Locate all lines with the word "Querschnittstechnologien". Copy them.

#### RECORDS FOR PROCESSING ####

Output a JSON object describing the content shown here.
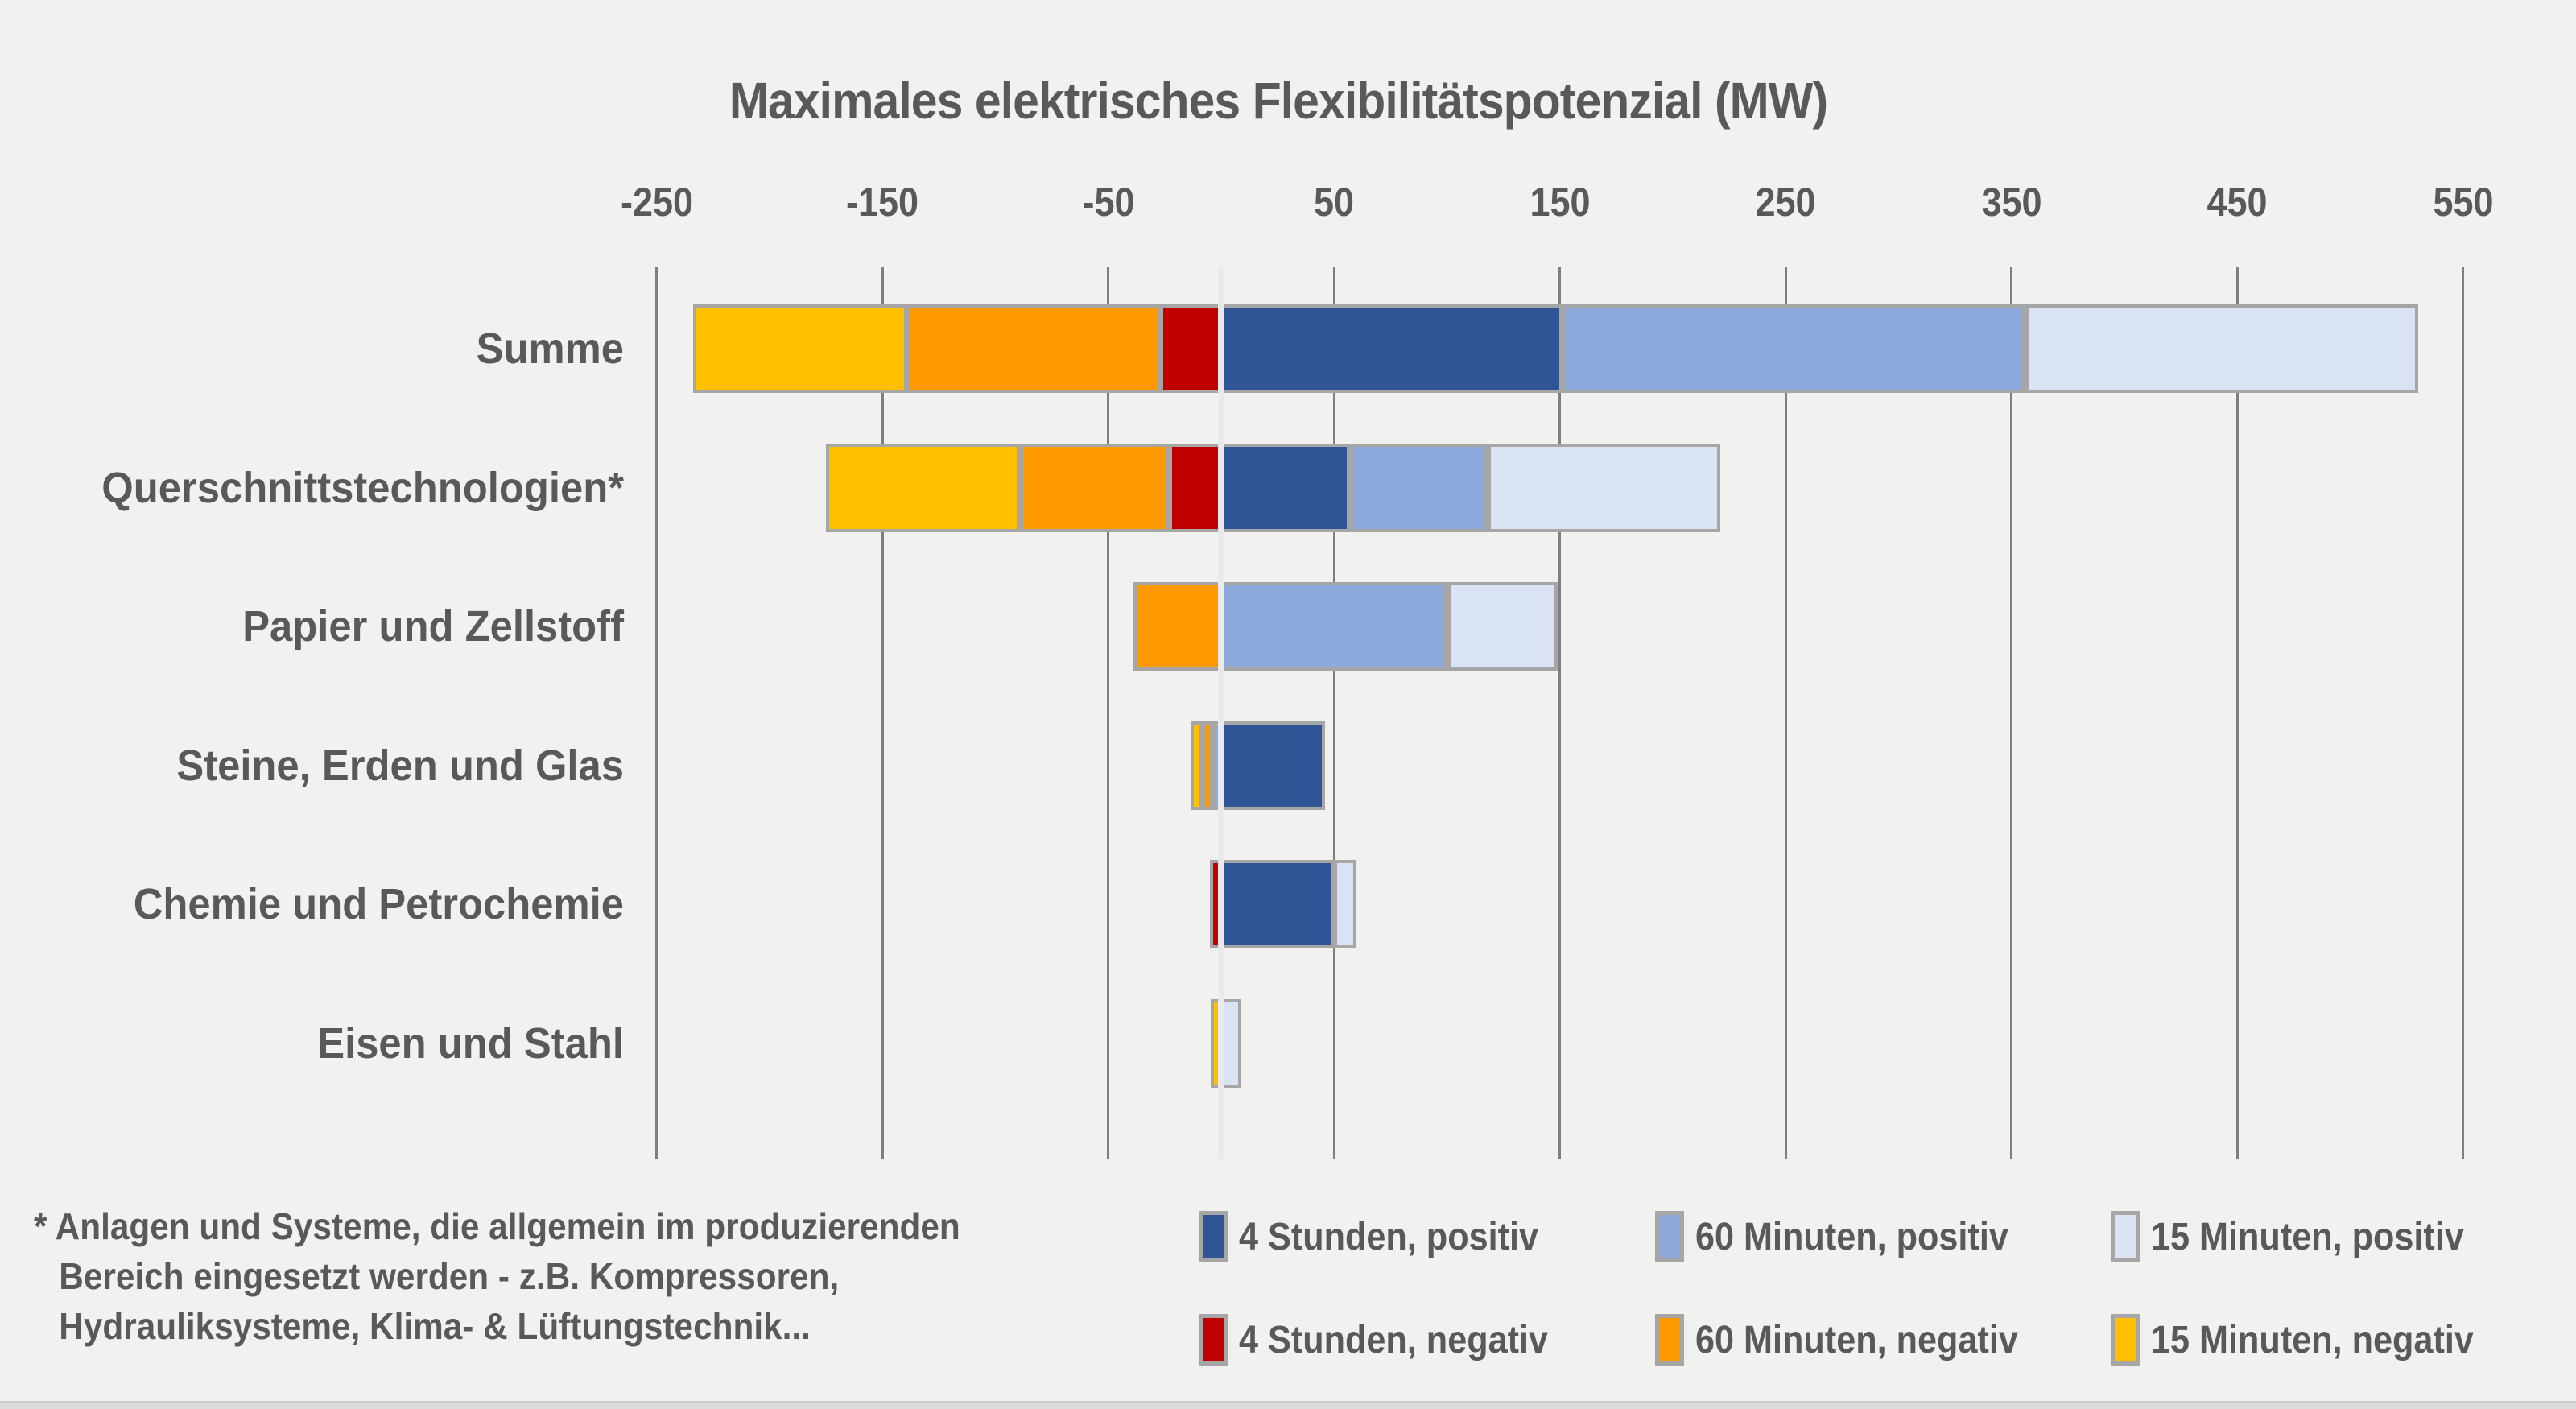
{
  "colors": {
    "background": "#F1F1F0",
    "text": "#595959",
    "gridline": "#7F7F7F",
    "zero_line": "#EAEAEA",
    "bar_border": "#A6A6A6",
    "series": {
      "4h_pos": "#2F5597",
      "60min_pos": "#8EA9DB",
      "15min_pos": "#DAE3F3",
      "4h_neg": "#C00000",
      "60min_neg": "#FF9900",
      "15min_neg": "#FFC000"
    }
  },
  "chart_data": {
    "type": "bar",
    "orientation": "horizontal",
    "stacked": true,
    "diverging": true,
    "title": "Maximales elektrisches Flexibilitätspotenzial (MW)",
    "unit": "MW",
    "axis": {
      "ticks": [
        -250,
        -150,
        -50,
        50,
        150,
        250,
        350,
        450,
        550
      ],
      "min": -250,
      "max": 550,
      "vertical_gridlines": true,
      "zero_line_highlighted": true
    },
    "categories": [
      "Summe",
      "Querschnittstechnologien*",
      "Papier und Zellstoff",
      "Steine, Erden und Glas",
      "Chemie und Petrochemie",
      "Eisen und Stahl"
    ],
    "rows": [
      {
        "category": "Summe",
        "segments": [
          {
            "series": "15 Minuten, negativ",
            "color": "15min_neg",
            "value": -95
          },
          {
            "series": "60 Minuten, negativ",
            "color": "60min_neg",
            "value": -112
          },
          {
            "series": "4 Stunden, negativ",
            "color": "4h_neg",
            "value": -27
          },
          {
            "series": "4 Stunden, positiv",
            "color": "4h_pos",
            "value": 151
          },
          {
            "series": "60 Minuten, positiv",
            "color": "60min_pos",
            "value": 205
          },
          {
            "series": "15 Minuten, positiv",
            "color": "15min_pos",
            "value": 174
          }
        ]
      },
      {
        "category": "Querschnittstechnologien*",
        "segments": [
          {
            "series": "15 Minuten, negativ",
            "color": "15min_neg",
            "value": -86
          },
          {
            "series": "60 Minuten, negativ",
            "color": "60min_neg",
            "value": -66
          },
          {
            "series": "4 Stunden, negativ",
            "color": "4h_neg",
            "value": -23
          },
          {
            "series": "4 Stunden, positiv",
            "color": "4h_pos",
            "value": 57
          },
          {
            "series": "60 Minuten, positiv",
            "color": "60min_pos",
            "value": 61
          },
          {
            "series": "15 Minuten, positiv",
            "color": "15min_pos",
            "value": 103
          }
        ]
      },
      {
        "category": "Papier und Zellstoff",
        "segments": [
          {
            "series": "60 Minuten, negativ",
            "color": "60min_neg",
            "value": -39
          },
          {
            "series": "60 Minuten, positiv",
            "color": "60min_pos",
            "value": 100
          },
          {
            "series": "15 Minuten, positiv",
            "color": "15min_pos",
            "value": 49
          }
        ]
      },
      {
        "category": "Steine, Erden und Glas",
        "segments": [
          {
            "series": "15 Minuten, negativ",
            "color": "15min_neg",
            "value": -5
          },
          {
            "series": "60 Minuten, negativ",
            "color": "60min_neg",
            "value": -4.5
          },
          {
            "series": "60 Minuten, positiv",
            "color": "60min_pos",
            "value": -4
          },
          {
            "series": "4 Stunden, positiv",
            "color": "4h_pos",
            "value": 46
          }
        ]
      },
      {
        "category": "Chemie und Petrochemie",
        "segments": [
          {
            "series": "4 Stunden, negativ",
            "color": "4h_neg",
            "value": -5
          },
          {
            "series": "4 Stunden, positiv",
            "color": "4h_pos",
            "value": 50
          },
          {
            "series": "15 Minuten, positiv",
            "color": "15min_pos",
            "value": 10
          }
        ]
      },
      {
        "category": "Eisen und Stahl",
        "segments": [
          {
            "series": "15 Minuten, negativ",
            "color": "15min_neg",
            "value": -4.5
          },
          {
            "series": "15 Minuten, positiv",
            "color": "15min_pos",
            "value": 9
          }
        ]
      }
    ],
    "legend": {
      "position": "bottom-right",
      "rows": [
        [
          {
            "label": "4 Stunden, positiv",
            "color": "4h_pos"
          },
          {
            "label": "60 Minuten, positiv",
            "color": "60min_pos"
          },
          {
            "label": "15 Minuten, positiv",
            "color": "15min_pos"
          }
        ],
        [
          {
            "label": "4 Stunden, negativ",
            "color": "4h_neg"
          },
          {
            "label": "60 Minuten, negativ",
            "color": "60min_neg"
          },
          {
            "label": "15 Minuten, negativ",
            "color": "15min_neg"
          }
        ]
      ]
    }
  },
  "footnote": {
    "lines": [
      "* Anlagen und Systeme, die allgemein im produzierenden",
      "Bereich eingesetzt werden - z.B. Kompressoren,",
      "Hydrauliksysteme, Klima- & Lüftungstechnik..."
    ]
  }
}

####

_SOLUTION FOR THIS PROBLEM:_
      "Querschnittstechnologien*",
        "category": "Querschnittstechnologien*",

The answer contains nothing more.